*Requirement*: Transcribe the lines below exactly, beginning with the line that holds "Decode this image" and ending with the final line, both included. Pictures are to be left out.

*Data supplied*:
+++

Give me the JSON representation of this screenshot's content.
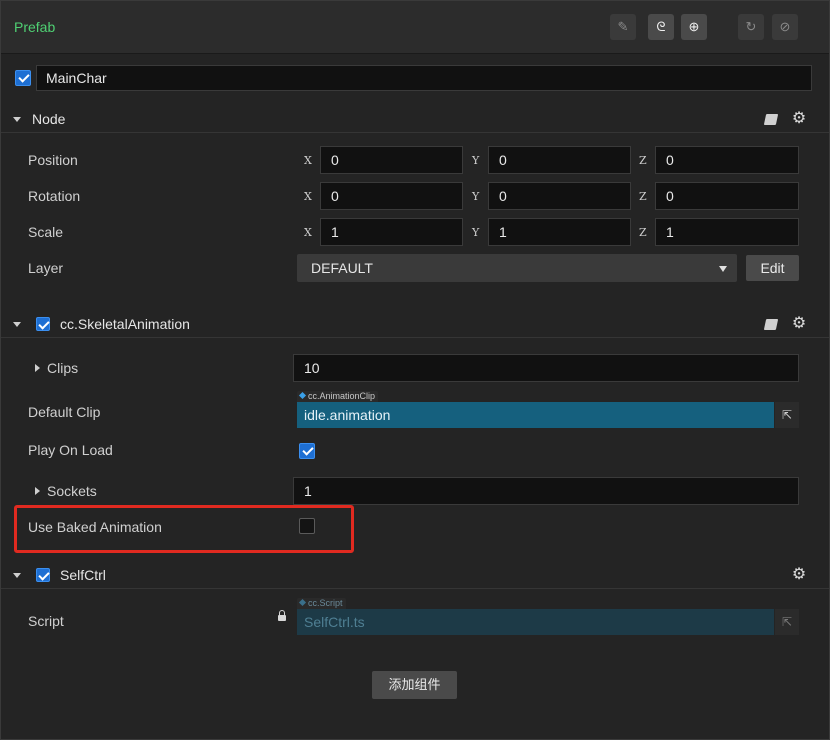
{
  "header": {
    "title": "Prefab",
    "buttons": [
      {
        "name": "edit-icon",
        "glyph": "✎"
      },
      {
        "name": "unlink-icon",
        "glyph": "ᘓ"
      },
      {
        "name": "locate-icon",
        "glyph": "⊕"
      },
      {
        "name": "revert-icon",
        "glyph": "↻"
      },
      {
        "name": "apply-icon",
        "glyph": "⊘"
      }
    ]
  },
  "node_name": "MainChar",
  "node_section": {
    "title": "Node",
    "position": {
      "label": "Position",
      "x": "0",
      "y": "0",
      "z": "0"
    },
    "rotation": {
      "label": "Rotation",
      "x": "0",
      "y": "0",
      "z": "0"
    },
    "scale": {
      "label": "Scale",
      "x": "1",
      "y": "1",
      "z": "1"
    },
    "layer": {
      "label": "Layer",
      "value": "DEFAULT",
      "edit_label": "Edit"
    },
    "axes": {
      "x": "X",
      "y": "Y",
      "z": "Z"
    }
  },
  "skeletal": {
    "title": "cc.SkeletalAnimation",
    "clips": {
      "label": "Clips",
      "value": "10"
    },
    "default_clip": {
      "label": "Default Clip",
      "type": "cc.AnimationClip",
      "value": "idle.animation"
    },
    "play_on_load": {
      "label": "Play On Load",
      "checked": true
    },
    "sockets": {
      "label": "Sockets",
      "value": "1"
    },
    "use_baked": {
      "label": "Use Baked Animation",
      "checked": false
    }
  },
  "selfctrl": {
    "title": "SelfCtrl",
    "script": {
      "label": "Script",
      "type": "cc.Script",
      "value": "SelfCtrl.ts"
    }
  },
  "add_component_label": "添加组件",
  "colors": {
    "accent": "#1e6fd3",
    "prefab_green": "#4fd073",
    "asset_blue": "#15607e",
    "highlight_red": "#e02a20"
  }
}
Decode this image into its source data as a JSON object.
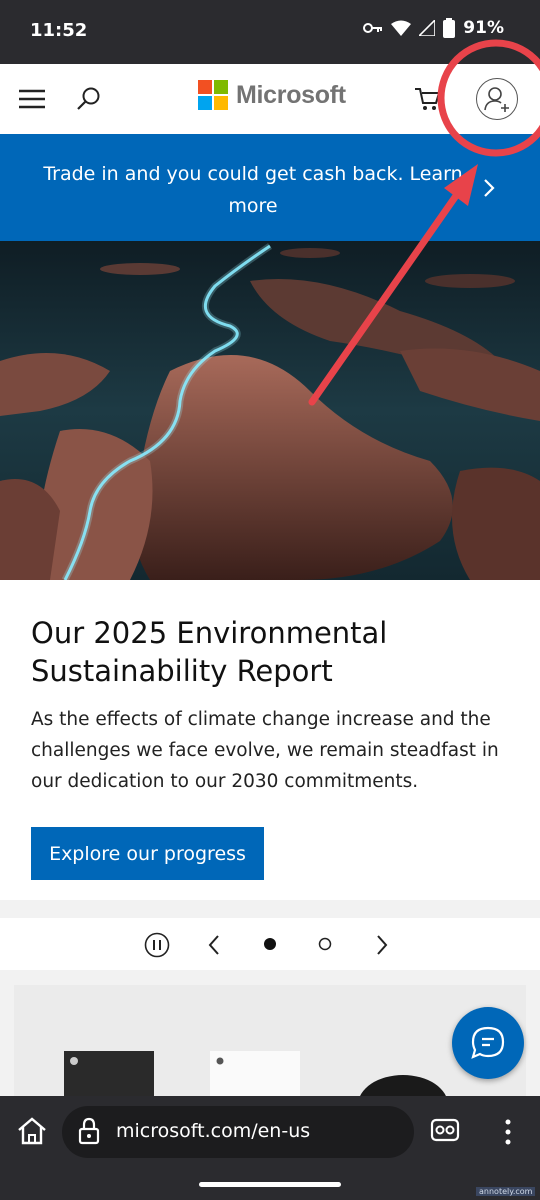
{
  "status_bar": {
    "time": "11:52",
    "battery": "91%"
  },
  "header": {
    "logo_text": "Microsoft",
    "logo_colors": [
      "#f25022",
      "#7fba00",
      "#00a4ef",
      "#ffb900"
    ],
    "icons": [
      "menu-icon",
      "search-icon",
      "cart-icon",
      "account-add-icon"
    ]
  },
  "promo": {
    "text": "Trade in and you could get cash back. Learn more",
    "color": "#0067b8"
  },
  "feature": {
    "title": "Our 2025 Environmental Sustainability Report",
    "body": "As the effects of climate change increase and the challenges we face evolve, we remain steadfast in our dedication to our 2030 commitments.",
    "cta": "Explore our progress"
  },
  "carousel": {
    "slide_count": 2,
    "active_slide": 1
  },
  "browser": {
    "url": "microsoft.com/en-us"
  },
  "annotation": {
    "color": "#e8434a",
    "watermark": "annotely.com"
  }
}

+++

*Written response*:
Decode this image into its source data as a JSON object.
{
  "status_bar": {
    "time": "11:52",
    "battery": "91%"
  },
  "header": {
    "logo_text": "Microsoft",
    "logo_colors": [
      "#f25022",
      "#7fba00",
      "#00a4ef",
      "#ffb900"
    ],
    "icons": [
      "menu-icon",
      "search-icon",
      "cart-icon",
      "account-add-icon"
    ]
  },
  "promo": {
    "text": "Trade in and you could get cash back. Learn more",
    "color": "#0067b8"
  },
  "feature": {
    "title": "Our 2025 Environmental Sustainability Report",
    "body": "As the effects of climate change increase and the challenges we face evolve, we remain steadfast in our dedication to our 2030 commitments.",
    "cta": "Explore our progress"
  },
  "carousel": {
    "slide_count": 2,
    "active_slide": 1
  },
  "browser": {
    "url": "microsoft.com/en-us"
  },
  "annotation": {
    "color": "#e8434a",
    "watermark": "annotely.com"
  }
}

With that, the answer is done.